** start RECORD LIST **

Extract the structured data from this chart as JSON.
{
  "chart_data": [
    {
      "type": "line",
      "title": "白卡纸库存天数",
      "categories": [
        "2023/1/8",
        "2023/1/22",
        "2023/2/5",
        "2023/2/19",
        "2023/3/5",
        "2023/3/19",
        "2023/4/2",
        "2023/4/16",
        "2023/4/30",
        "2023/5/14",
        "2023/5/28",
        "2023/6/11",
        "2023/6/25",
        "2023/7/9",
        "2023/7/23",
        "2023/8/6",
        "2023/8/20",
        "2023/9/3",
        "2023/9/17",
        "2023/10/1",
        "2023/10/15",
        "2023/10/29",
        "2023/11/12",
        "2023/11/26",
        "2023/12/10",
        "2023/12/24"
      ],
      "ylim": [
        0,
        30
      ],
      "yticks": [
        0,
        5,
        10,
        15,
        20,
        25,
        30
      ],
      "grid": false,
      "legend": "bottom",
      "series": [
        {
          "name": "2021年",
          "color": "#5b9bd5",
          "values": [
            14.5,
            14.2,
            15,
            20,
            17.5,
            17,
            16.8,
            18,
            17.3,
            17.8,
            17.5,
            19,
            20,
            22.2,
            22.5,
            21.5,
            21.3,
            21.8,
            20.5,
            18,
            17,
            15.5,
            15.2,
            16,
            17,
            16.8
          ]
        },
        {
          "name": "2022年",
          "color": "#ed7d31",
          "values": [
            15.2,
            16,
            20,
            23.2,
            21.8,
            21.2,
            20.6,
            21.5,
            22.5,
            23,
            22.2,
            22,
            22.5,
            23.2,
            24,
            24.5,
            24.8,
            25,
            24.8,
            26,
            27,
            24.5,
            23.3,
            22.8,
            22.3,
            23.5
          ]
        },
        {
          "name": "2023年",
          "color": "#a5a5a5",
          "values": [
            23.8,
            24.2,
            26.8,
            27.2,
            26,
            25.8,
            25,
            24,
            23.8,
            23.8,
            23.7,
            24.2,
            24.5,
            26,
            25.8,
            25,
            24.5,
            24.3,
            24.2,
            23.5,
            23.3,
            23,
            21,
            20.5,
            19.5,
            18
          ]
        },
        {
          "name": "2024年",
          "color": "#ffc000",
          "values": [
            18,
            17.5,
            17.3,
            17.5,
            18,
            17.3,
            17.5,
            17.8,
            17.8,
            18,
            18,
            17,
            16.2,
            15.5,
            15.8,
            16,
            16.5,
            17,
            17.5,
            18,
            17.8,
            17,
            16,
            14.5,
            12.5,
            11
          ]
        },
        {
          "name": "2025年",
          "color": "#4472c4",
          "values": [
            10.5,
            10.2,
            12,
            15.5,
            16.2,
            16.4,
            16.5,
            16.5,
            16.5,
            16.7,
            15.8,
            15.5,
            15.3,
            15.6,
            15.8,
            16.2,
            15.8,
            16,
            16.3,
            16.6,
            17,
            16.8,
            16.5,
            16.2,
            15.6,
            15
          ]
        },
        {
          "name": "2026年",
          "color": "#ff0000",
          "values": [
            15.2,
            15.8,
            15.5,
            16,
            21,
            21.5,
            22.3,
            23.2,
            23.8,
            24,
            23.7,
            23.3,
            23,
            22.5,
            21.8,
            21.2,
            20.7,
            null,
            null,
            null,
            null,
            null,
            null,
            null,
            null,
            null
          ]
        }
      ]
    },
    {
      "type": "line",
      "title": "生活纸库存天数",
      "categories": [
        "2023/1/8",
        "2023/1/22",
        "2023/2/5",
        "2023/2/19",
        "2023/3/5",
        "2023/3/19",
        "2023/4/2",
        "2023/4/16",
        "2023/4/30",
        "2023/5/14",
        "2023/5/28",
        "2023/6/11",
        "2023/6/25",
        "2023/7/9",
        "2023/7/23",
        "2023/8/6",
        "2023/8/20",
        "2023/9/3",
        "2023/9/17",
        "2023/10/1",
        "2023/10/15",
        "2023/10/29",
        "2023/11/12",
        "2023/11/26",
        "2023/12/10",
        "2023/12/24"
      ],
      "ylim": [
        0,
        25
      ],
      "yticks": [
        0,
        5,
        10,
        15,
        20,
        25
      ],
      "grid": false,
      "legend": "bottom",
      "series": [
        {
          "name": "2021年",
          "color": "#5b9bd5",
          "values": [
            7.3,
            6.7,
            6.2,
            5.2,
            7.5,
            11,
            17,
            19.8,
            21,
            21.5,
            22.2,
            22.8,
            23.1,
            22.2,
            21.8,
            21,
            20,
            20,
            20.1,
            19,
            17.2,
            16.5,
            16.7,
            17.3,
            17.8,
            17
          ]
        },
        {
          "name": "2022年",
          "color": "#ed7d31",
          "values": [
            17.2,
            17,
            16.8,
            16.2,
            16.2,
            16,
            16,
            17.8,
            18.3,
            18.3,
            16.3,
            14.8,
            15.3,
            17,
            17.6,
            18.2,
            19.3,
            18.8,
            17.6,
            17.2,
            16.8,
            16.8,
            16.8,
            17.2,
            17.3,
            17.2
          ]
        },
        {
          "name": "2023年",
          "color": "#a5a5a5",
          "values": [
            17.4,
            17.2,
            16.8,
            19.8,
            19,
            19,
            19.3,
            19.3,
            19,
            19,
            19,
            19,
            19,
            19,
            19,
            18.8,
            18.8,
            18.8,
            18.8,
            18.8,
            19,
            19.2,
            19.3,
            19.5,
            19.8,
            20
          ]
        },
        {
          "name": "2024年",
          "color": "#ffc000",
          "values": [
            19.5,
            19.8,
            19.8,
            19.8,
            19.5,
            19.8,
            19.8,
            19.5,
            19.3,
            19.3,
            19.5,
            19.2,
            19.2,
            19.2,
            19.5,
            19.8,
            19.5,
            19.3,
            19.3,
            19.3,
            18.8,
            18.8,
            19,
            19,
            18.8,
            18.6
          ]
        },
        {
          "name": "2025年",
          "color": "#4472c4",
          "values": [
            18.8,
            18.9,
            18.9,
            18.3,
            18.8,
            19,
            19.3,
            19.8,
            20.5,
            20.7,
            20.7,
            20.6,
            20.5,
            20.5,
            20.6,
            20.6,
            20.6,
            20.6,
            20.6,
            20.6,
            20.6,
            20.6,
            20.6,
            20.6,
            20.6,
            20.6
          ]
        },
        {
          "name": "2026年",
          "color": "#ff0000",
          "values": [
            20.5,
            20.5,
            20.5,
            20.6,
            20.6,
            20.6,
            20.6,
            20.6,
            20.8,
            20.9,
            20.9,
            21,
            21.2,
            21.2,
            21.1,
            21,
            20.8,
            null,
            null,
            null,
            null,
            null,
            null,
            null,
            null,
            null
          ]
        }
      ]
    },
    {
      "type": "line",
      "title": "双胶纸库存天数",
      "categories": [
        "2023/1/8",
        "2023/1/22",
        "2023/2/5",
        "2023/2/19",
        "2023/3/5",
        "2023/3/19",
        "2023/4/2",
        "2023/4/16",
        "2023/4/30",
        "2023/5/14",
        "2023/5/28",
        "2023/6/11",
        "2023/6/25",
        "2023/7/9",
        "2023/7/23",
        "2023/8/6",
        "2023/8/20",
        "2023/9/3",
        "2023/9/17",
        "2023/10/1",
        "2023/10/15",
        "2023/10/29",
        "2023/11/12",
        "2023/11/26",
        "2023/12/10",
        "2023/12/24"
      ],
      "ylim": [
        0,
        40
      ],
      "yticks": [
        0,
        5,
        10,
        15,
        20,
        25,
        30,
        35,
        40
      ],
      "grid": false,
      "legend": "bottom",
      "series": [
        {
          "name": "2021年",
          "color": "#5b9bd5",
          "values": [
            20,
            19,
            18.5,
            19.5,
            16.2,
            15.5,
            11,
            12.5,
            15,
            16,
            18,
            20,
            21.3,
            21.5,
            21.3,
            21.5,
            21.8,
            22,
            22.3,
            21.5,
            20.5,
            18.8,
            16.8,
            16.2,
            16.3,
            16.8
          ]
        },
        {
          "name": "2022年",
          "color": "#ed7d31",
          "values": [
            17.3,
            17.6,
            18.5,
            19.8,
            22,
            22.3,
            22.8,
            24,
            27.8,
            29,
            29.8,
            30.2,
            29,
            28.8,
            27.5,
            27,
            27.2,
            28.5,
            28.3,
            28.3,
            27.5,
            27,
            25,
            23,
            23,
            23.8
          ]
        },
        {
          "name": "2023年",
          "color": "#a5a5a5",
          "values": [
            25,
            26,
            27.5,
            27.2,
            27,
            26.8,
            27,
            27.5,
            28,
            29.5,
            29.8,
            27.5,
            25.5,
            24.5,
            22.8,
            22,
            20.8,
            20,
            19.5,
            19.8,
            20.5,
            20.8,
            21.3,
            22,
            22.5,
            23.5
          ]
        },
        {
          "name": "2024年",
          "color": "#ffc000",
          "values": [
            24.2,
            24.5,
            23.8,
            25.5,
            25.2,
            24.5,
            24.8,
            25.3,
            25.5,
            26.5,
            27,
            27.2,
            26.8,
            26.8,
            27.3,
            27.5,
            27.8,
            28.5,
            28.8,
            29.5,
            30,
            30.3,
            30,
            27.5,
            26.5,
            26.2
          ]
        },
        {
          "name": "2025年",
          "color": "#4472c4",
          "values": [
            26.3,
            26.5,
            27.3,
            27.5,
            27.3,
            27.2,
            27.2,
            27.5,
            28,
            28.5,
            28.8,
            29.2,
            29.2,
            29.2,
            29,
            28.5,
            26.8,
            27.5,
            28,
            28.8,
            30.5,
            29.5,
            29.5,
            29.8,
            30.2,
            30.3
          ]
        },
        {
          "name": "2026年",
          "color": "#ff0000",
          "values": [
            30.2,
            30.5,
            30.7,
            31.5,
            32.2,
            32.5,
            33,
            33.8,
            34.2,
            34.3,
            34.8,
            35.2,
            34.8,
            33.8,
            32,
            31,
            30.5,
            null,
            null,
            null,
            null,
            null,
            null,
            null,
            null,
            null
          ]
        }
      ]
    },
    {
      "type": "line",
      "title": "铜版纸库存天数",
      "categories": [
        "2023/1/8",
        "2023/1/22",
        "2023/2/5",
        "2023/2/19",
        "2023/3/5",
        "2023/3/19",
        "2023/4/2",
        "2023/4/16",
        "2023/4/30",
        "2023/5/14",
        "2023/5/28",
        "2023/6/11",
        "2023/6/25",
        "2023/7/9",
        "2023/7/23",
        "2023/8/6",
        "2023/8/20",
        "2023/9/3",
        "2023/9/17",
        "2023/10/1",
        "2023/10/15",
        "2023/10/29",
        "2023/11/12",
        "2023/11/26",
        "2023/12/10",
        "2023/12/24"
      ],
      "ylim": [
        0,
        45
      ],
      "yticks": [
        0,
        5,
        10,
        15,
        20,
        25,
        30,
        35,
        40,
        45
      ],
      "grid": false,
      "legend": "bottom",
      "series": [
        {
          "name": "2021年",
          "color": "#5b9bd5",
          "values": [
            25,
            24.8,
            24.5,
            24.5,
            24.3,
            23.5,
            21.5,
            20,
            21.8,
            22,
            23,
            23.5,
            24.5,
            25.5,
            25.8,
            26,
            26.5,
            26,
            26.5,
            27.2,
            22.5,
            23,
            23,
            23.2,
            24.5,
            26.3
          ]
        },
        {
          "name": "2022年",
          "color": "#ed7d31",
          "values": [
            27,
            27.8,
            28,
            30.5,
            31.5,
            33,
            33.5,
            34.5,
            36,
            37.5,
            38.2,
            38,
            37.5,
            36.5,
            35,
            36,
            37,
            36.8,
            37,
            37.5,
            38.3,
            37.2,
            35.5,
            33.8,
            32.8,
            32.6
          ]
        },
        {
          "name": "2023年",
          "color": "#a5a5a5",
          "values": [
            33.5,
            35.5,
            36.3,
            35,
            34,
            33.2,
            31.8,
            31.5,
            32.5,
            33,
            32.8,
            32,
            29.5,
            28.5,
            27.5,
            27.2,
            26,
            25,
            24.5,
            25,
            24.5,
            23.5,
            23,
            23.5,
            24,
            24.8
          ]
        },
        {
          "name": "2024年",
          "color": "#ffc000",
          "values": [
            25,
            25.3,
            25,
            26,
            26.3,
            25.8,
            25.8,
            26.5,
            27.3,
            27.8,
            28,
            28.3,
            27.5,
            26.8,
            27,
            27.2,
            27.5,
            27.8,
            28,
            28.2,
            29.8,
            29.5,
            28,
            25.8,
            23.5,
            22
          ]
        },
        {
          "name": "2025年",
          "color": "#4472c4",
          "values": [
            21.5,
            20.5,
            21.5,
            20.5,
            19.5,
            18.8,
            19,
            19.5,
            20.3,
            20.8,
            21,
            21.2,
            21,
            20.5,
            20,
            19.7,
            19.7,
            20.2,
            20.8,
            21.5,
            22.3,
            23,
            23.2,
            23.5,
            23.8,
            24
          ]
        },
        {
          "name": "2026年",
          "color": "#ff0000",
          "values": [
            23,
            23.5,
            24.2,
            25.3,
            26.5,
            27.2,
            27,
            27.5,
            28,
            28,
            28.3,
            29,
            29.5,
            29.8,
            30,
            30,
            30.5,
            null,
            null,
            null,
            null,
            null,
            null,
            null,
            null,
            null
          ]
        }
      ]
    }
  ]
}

** end RECORD LIST **

• GIVEN EXERCISE: Look through the material and copy each line that has "title".

• ANSWER FOR THIS EXERCISE:
      "title": "白卡纸库存天数",
      "title": "生活纸库存天数",
      "title": "双胶纸库存天数",
      "title": "铜版纸库存天数",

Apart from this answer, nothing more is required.